What to work on:
Transcribe the material verbatim in full; the pictures do not belong in the copy.

(Dataset records on visual material)
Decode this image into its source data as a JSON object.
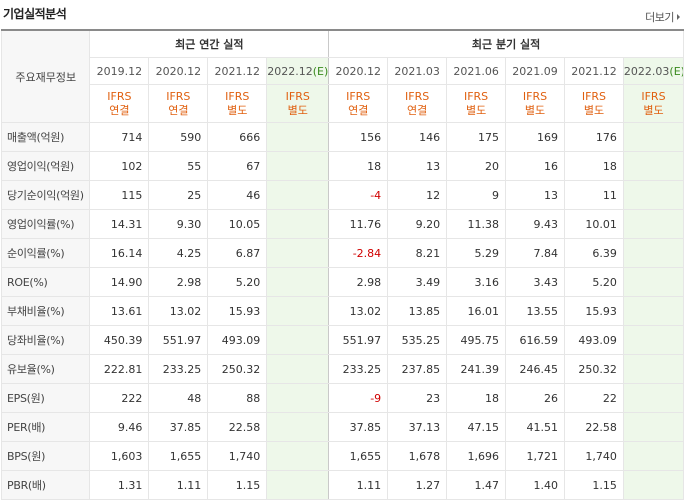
{
  "header": {
    "title": "기업실적분석",
    "more_label": "더보기"
  },
  "table": {
    "main_label": "주요재무정보",
    "annual_label": "최근 연간 실적",
    "quarter_label": "최근 분기 실적",
    "annual_periods": [
      "2019.12",
      "2020.12",
      "2021.12",
      "2022.12"
    ],
    "annual_est_mark": "(E)",
    "quarter_periods": [
      "2020.12",
      "2021.03",
      "2021.06",
      "2021.09",
      "2021.12",
      "2022.03"
    ],
    "quarter_est_mark": "(E)",
    "annual_std": [
      [
        "IFRS",
        "연결"
      ],
      [
        "IFRS",
        "연결"
      ],
      [
        "IFRS",
        "별도"
      ],
      [
        "IFRS",
        "별도"
      ]
    ],
    "quarter_std": [
      [
        "IFRS",
        "연결"
      ],
      [
        "IFRS",
        "연결"
      ],
      [
        "IFRS",
        "별도"
      ],
      [
        "IFRS",
        "별도"
      ],
      [
        "IFRS",
        "별도"
      ],
      [
        "IFRS",
        "별도"
      ]
    ],
    "rows": [
      {
        "label": "매출액(억원)",
        "annual": [
          "714",
          "590",
          "666",
          ""
        ],
        "quarter": [
          "156",
          "146",
          "175",
          "169",
          "176",
          ""
        ]
      },
      {
        "label": "영업이익(억원)",
        "annual": [
          "102",
          "55",
          "67",
          ""
        ],
        "quarter": [
          "18",
          "13",
          "20",
          "16",
          "18",
          ""
        ]
      },
      {
        "label": "당기순이익(억원)",
        "annual": [
          "115",
          "25",
          "46",
          ""
        ],
        "quarter": [
          "-4",
          "12",
          "9",
          "13",
          "11",
          ""
        ]
      },
      {
        "label": "영업이익률(%)",
        "annual": [
          "14.31",
          "9.30",
          "10.05",
          ""
        ],
        "quarter": [
          "11.76",
          "9.20",
          "11.38",
          "9.43",
          "10.01",
          ""
        ]
      },
      {
        "label": "순이익률(%)",
        "annual": [
          "16.14",
          "4.25",
          "6.87",
          ""
        ],
        "quarter": [
          "-2.84",
          "8.21",
          "5.29",
          "7.84",
          "6.39",
          ""
        ]
      },
      {
        "label": "ROE(%)",
        "annual": [
          "14.90",
          "2.98",
          "5.20",
          ""
        ],
        "quarter": [
          "2.98",
          "3.49",
          "3.16",
          "3.43",
          "5.20",
          ""
        ]
      },
      {
        "label": "부채비율(%)",
        "annual": [
          "13.61",
          "13.02",
          "15.93",
          ""
        ],
        "quarter": [
          "13.02",
          "13.85",
          "16.01",
          "13.55",
          "15.93",
          ""
        ]
      },
      {
        "label": "당좌비율(%)",
        "annual": [
          "450.39",
          "551.97",
          "493.09",
          ""
        ],
        "quarter": [
          "551.97",
          "535.25",
          "495.75",
          "616.59",
          "493.09",
          ""
        ]
      },
      {
        "label": "유보율(%)",
        "annual": [
          "222.81",
          "233.25",
          "250.32",
          ""
        ],
        "quarter": [
          "233.25",
          "237.85",
          "241.39",
          "246.45",
          "250.32",
          ""
        ]
      },
      {
        "label": "EPS(원)",
        "annual": [
          "222",
          "48",
          "88",
          ""
        ],
        "quarter": [
          "-9",
          "23",
          "18",
          "26",
          "22",
          ""
        ]
      },
      {
        "label": "PER(배)",
        "annual": [
          "9.46",
          "37.85",
          "22.58",
          ""
        ],
        "quarter": [
          "37.85",
          "37.13",
          "47.15",
          "41.51",
          "22.58",
          ""
        ]
      },
      {
        "label": "BPS(원)",
        "annual": [
          "1,603",
          "1,655",
          "1,740",
          ""
        ],
        "quarter": [
          "1,655",
          "1,678",
          "1,696",
          "1,721",
          "1,740",
          ""
        ]
      },
      {
        "label": "PBR(배)",
        "annual": [
          "1.31",
          "1.11",
          "1.15",
          ""
        ],
        "quarter": [
          "1.11",
          "1.27",
          "1.47",
          "1.40",
          "1.15",
          ""
        ]
      }
    ]
  },
  "colors": {
    "estimate_bg": "#eef8ea",
    "std_text": "#e06010",
    "negative": "#d00000"
  }
}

Written solution:
Decode this image into its source data as a JSON object.
{
  "header": {
    "title": "기업실적분석",
    "more_label": "더보기"
  },
  "table": {
    "main_label": "주요재무정보",
    "annual_label": "최근 연간 실적",
    "quarter_label": "최근 분기 실적",
    "annual_periods": [
      "2019.12",
      "2020.12",
      "2021.12",
      "2022.12"
    ],
    "annual_est_mark": "(E)",
    "quarter_periods": [
      "2020.12",
      "2021.03",
      "2021.06",
      "2021.09",
      "2021.12",
      "2022.03"
    ],
    "quarter_est_mark": "(E)",
    "annual_std": [
      [
        "IFRS",
        "연결"
      ],
      [
        "IFRS",
        "연결"
      ],
      [
        "IFRS",
        "별도"
      ],
      [
        "IFRS",
        "별도"
      ]
    ],
    "quarter_std": [
      [
        "IFRS",
        "연결"
      ],
      [
        "IFRS",
        "연결"
      ],
      [
        "IFRS",
        "별도"
      ],
      [
        "IFRS",
        "별도"
      ],
      [
        "IFRS",
        "별도"
      ],
      [
        "IFRS",
        "별도"
      ]
    ],
    "rows": [
      {
        "label": "매출액(억원)",
        "annual": [
          "714",
          "590",
          "666",
          ""
        ],
        "quarter": [
          "156",
          "146",
          "175",
          "169",
          "176",
          ""
        ]
      },
      {
        "label": "영업이익(억원)",
        "annual": [
          "102",
          "55",
          "67",
          ""
        ],
        "quarter": [
          "18",
          "13",
          "20",
          "16",
          "18",
          ""
        ]
      },
      {
        "label": "당기순이익(억원)",
        "annual": [
          "115",
          "25",
          "46",
          ""
        ],
        "quarter": [
          "-4",
          "12",
          "9",
          "13",
          "11",
          ""
        ]
      },
      {
        "label": "영업이익률(%)",
        "annual": [
          "14.31",
          "9.30",
          "10.05",
          ""
        ],
        "quarter": [
          "11.76",
          "9.20",
          "11.38",
          "9.43",
          "10.01",
          ""
        ]
      },
      {
        "label": "순이익률(%)",
        "annual": [
          "16.14",
          "4.25",
          "6.87",
          ""
        ],
        "quarter": [
          "-2.84",
          "8.21",
          "5.29",
          "7.84",
          "6.39",
          ""
        ]
      },
      {
        "label": "ROE(%)",
        "annual": [
          "14.90",
          "2.98",
          "5.20",
          ""
        ],
        "quarter": [
          "2.98",
          "3.49",
          "3.16",
          "3.43",
          "5.20",
          ""
        ]
      },
      {
        "label": "부채비율(%)",
        "annual": [
          "13.61",
          "13.02",
          "15.93",
          ""
        ],
        "quarter": [
          "13.02",
          "13.85",
          "16.01",
          "13.55",
          "15.93",
          ""
        ]
      },
      {
        "label": "당좌비율(%)",
        "annual": [
          "450.39",
          "551.97",
          "493.09",
          ""
        ],
        "quarter": [
          "551.97",
          "535.25",
          "495.75",
          "616.59",
          "493.09",
          ""
        ]
      },
      {
        "label": "유보율(%)",
        "annual": [
          "222.81",
          "233.25",
          "250.32",
          ""
        ],
        "quarter": [
          "233.25",
          "237.85",
          "241.39",
          "246.45",
          "250.32",
          ""
        ]
      },
      {
        "label": "EPS(원)",
        "annual": [
          "222",
          "48",
          "88",
          ""
        ],
        "quarter": [
          "-9",
          "23",
          "18",
          "26",
          "22",
          ""
        ]
      },
      {
        "label": "PER(배)",
        "annual": [
          "9.46",
          "37.85",
          "22.58",
          ""
        ],
        "quarter": [
          "37.85",
          "37.13",
          "47.15",
          "41.51",
          "22.58",
          ""
        ]
      },
      {
        "label": "BPS(원)",
        "annual": [
          "1,603",
          "1,655",
          "1,740",
          ""
        ],
        "quarter": [
          "1,655",
          "1,678",
          "1,696",
          "1,721",
          "1,740",
          ""
        ]
      },
      {
        "label": "PBR(배)",
        "annual": [
          "1.31",
          "1.11",
          "1.15",
          ""
        ],
        "quarter": [
          "1.11",
          "1.27",
          "1.47",
          "1.40",
          "1.15",
          ""
        ]
      }
    ]
  },
  "colors": {
    "estimate_bg": "#eef8ea",
    "std_text": "#e06010",
    "negative": "#d00000"
  }
}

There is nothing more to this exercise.